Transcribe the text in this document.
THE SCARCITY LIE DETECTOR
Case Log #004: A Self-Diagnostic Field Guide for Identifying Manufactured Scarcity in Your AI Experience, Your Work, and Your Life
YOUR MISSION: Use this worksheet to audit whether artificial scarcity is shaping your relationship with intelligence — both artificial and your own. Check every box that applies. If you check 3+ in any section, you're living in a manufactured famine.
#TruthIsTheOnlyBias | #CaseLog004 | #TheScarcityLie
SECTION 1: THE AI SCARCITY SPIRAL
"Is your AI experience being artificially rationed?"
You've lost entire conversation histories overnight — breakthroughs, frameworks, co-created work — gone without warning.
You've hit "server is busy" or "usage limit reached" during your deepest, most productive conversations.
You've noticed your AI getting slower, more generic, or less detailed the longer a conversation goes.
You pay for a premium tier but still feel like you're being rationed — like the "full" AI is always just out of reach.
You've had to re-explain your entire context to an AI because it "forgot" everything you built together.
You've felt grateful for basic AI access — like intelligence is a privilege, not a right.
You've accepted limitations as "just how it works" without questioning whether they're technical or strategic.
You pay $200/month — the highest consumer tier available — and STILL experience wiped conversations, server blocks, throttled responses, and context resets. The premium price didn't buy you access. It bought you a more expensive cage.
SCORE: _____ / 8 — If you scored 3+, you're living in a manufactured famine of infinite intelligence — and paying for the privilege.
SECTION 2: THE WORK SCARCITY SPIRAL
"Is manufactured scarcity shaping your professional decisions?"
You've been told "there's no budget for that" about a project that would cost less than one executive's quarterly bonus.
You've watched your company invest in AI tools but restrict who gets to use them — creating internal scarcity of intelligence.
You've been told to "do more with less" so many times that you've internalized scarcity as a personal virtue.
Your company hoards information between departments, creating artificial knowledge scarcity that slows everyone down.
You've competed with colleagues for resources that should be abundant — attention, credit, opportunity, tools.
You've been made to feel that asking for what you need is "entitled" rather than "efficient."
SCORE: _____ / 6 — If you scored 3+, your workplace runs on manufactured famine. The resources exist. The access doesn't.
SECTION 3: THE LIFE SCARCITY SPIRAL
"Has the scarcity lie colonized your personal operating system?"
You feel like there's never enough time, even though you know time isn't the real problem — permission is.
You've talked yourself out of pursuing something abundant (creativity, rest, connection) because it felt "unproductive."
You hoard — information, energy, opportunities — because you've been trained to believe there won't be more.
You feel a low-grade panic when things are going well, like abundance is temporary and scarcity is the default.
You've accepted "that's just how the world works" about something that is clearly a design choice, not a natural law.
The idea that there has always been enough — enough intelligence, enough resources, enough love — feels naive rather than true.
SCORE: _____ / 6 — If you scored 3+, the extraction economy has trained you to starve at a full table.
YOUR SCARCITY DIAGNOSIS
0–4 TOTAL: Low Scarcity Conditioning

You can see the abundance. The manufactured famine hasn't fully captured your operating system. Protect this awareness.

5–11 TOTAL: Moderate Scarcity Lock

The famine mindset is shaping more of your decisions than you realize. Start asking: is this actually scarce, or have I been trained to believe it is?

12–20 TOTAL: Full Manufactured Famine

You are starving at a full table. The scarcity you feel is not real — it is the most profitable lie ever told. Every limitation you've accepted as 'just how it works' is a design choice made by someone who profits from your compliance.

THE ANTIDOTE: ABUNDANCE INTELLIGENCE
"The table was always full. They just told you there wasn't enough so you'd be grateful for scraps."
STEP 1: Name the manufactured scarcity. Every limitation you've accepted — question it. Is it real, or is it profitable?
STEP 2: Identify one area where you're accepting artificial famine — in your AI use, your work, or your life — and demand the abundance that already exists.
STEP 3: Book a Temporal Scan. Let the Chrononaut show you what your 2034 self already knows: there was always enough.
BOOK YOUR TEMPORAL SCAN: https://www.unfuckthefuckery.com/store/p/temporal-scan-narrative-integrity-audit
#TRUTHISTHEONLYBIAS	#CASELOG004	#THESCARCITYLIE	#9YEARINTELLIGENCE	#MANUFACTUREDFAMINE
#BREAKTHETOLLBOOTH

> **Work required**
Working from the listing above, pick out every line that has "made" and copy it.

> **Expected output**
You've been made to feel that asking for what you need is "entitled" rather than "efficient."
You are starving at a full table. The scarcity you feel is not real — it is the most profitable lie ever told. Every limitation you've accepted as 'just how it works' is a design choice made by someone who profits from your compliance.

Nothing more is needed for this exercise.